*Exercises to complete*
(a) Shorten the paragraph of the judgment excerpt that begins "However, given that the reason" into a brief list that keeps its main facts.
(b) Repeat the part of the judgment excerpt starting with "However, given that" and going on through "on maternity leave.".

According to Ms Ndebele’s affidavit, between its start on 11 April and 6 December 2013 when she failed to attend, the matter had been postponed numerous times largely at the State’s instance. She states that she herself had only been responsible for two postponements, one on 27 September 2013 when her mother had passed away and another on 11 October when due to a double booking, the court date had clashed with a workshop which she was running. Ms Ndebele did not at any point in her application allude to the correspondence referred to by the prosecutor in the record on 6 December 2013, where she is said to have sent word about her non availability on the day in question, her impending maternity leave, and the indication that she could assign another lawyer. It is therefore important to note that on 16 December 2013, when the magistrate cognisant of the fact that she was going on maternity leave, indicated that the applicants find another lawyer, that this was against the background of what had been stated on 6 December 2013 that she could assign another lawyer. It is therefore hard for me to see where it can be said that his conduct in setting the matter down for 23 January 2014, can be said to have emanated from bias against the applicants.
However, given that the reason why she was unavailable on 6 and 16 December 2013 and would certainly have been unavailable on the 23rd, was maternity related, it was somewhat unreasonable to insist on playing hard ball regarding the date of the resumption of the trial. She would have been away for a period of three months which she is legally entitled to. There was no reason for postponing the matter to a day when the magistrate knew fully well she would have been on maternity leave.

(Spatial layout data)
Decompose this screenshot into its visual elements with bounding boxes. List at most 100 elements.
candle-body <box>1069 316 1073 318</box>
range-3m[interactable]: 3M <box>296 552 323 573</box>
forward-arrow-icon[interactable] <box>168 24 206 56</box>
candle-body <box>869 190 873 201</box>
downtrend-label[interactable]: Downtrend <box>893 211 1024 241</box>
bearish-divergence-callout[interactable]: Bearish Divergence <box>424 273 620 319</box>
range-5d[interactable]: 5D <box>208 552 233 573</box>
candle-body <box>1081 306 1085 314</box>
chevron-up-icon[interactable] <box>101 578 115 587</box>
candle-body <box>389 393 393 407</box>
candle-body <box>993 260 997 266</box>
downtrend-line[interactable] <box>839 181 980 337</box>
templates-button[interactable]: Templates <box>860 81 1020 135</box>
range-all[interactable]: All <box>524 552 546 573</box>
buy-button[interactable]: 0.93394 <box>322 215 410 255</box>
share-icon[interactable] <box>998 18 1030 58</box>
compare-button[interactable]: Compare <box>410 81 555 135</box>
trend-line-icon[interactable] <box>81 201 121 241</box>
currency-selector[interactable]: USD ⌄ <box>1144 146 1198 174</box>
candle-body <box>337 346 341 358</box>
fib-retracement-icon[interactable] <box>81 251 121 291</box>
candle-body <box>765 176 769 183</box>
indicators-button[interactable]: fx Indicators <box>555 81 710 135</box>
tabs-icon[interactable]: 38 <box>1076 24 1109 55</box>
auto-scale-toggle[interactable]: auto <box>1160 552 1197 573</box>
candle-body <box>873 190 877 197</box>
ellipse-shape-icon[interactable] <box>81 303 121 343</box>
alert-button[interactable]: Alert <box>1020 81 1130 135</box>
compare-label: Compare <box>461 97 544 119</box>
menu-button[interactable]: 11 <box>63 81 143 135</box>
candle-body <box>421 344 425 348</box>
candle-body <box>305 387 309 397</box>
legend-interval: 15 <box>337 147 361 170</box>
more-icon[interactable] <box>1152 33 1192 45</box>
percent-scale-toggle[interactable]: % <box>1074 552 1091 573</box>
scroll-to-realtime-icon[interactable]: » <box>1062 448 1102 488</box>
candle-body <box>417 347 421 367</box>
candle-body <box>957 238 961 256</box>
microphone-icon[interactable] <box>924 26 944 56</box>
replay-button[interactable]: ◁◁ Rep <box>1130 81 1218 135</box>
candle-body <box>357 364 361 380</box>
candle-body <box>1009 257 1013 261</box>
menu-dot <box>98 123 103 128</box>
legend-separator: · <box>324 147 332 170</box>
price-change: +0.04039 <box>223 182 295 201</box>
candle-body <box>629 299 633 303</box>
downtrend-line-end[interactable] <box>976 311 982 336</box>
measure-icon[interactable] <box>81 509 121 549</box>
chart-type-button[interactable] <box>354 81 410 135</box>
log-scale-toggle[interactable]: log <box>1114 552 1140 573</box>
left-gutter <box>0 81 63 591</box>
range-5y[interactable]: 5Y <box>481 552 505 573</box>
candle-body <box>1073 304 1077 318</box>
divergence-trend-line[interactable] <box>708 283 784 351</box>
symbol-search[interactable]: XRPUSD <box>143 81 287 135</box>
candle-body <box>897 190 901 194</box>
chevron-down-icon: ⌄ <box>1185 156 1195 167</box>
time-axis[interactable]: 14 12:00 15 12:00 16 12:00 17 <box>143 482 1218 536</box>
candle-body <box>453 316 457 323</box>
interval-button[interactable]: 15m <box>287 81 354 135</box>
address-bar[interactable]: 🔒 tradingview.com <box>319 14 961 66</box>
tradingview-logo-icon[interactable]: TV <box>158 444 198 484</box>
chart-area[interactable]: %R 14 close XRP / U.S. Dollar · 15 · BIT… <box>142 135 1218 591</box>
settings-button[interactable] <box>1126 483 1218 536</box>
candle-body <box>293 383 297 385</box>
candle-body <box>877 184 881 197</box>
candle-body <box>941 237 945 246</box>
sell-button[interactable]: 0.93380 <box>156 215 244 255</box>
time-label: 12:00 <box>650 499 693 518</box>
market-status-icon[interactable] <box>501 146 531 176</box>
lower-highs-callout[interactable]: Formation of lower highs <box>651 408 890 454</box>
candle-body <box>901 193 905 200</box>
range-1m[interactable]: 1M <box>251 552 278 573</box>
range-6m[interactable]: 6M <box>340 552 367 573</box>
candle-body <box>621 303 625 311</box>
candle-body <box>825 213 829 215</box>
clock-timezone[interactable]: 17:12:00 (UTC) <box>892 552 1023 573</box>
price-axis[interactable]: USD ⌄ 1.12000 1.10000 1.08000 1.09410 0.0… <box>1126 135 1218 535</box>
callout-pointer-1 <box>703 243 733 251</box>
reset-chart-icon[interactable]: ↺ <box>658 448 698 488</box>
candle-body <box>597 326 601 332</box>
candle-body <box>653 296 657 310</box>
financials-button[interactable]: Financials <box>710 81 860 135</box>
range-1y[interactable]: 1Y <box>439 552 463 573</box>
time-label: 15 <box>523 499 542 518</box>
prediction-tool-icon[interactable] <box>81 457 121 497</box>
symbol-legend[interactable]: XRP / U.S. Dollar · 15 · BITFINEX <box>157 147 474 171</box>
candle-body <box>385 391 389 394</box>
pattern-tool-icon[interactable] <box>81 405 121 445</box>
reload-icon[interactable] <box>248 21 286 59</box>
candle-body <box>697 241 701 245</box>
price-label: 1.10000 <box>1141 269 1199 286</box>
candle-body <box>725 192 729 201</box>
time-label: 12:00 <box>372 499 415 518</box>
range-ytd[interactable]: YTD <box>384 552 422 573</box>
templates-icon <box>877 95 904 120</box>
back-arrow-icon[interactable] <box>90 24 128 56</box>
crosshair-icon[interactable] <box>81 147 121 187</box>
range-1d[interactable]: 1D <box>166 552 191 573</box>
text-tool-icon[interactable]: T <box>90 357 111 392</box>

*Answers to the tasks*
(a)
- Ms Ndebele was unavailable on 6 and 16 December 2013, and would have been on the 23rd, for maternity-related reasons.
- Given that, it was somewhat unreasonable to play hard ball over the trial's resumption date.
- She would be away for three months, which she is legally entitled to.
- There was no reason to postpone the matter to a day when the magistrate knew she would be on maternity leave.

(b)
However, given that the reason why she was unavailable on 6 and 16 December 2013 and would certainly have been unavailable on the 23rd, was maternity related, it was somewhat unreasonable to insist on playing hard ball regarding the date of the resumption of the trial. She would have been away for a period of three months which she is legally entitled to. There was no reason for postponing the matter to a day when the magistrate knew fully well she would have been on maternity leave.